* _EXTRACT TO READ_
|---|
31st update of 2021 on BlockTrades work on Hive software
![blocktrades update.png](https://images.hive.blog/DQmSihw8Kz4U7TuCQa98DDdCzqbqPFRumuVWAbareiYZW1Z/blocktrades%20update.png)
Below is a list of some of the Hive-related programming issues worked on by BlockTrades team during the past work period. I haven’t had time to check in with all our Hive developers this week, so this report will just focus on the devs I’ve been working with directly, and I’ll report on work done by other devs in my next report.
# Hive Application Framework: framework for building robust and scalable Hive apps
While running benchmarks of the HAF sql_serializer plugin over the past few weeks, I noticed that while the sql_serializer indexed most of the blocks very quickly, its performance was considerably slower once it dropped out of “massive sync” mode (where many blocks are processed simultaneously) into “single block” live sync mode. It also appeared that the sql_serializer was dropping out of massive sync mode earlier than it should, which could result in hundreds of thousands or even a million or more blocks being processed in this slower single block mode.
Benchmarks this week showed that the serializer can only process about 6.7 blocks/second on average in live sync mode, whereas in massive sync mode, it can process about 2300 blocks per second.
#### Live sync will always be slower than massive sync, but probably we can do better
Slower performance was expected in live sync mode, because this mode requires the sql tables to maintain several indexes and these indexes slow down the rate at which data can be added to the tables, but the magnitude of the slowdown was surprising (to me at least).
So one of the first things we’re looking at to improve this situation is optimizing live sync performance. I believe there’s a good chance that we can improve the speed of live sync mode considerably still, because the live sync coding so far was only focused on proper functional behavior.
But even if we get a 4x speedup in live sync performance, it is still much slower than massive sync mode, so we also need to reduce the amount of old blocks that get processed in live sync mode.
### Performance impacts of swapping to live sync mode too early
As a real-world measurement of the impact of this, we replayed a hived with a block_log that was 6.5 days old, so it was missing about 189K blocks, and it only took 7.15 hours to process the 59M blocks in the block log. But it took another 10 hours to process the remaining 189K new blocks that it received from the peer-to-peer network that were missing from the block_log (plus it had to process new blocks that got created while processing the old blocks).
We can envision an impractical “worst case” scenario where we sync a hived with an empty block_log with the sql_serializer enabled. This would currently take 59M blocks / 6.7 blocks/s / 3600 seconds/hr / 24 hrs/day = 101 days! I say this is an impractical scenario, because this can be worked around by first performing a normal sync of the hived node without the sql_serializer (which takes about 14 hours), then replaying with the sql_serializer with a fully filled block_log (so add another 7.5 hrs). But it does demonstrate one motivation for improving performance of the serializer with regard to live sync mode.
### Why does sql_serializer switch from massive sync to live sync so early?
Originally I believed that this transition from massive sync to live sync was accidentally happening too early because of an incorrect implementation of the `psql_index_threshold` setting. This setting helps hived decide whether it should start in massive sync mode or live sync mode, but I thought it might also be telling hived when to change from massive sync mode to live sync mode, so I expected we could fix the problem very easily and this issue was created to address the problem: https://gitlab.syncad.com/hive/haf/-/issues/9
But after further discussions this week with the devs working on the sql_serializer, it turns out that this flag wasn’t the problem.
|---|
* _PROVIDED MATERIAL_
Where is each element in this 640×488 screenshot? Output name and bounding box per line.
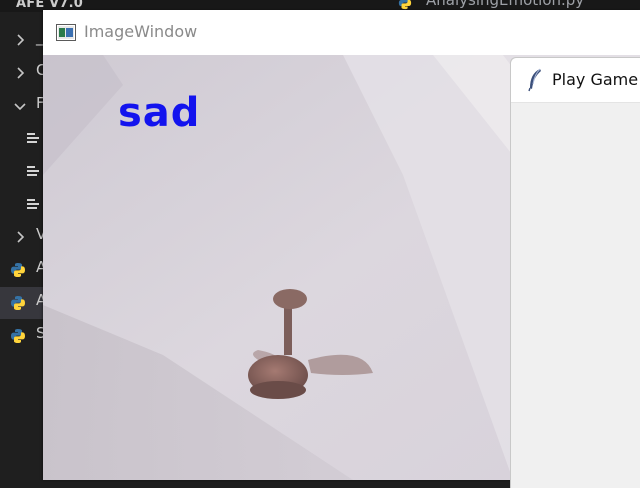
|---|
* _WORK TO DO_
List each distinct name in the BlockTrades update that contains an underscore, giving each only once.

* _RESPONSE_
sql_serializer, block_log, psql_index_threshold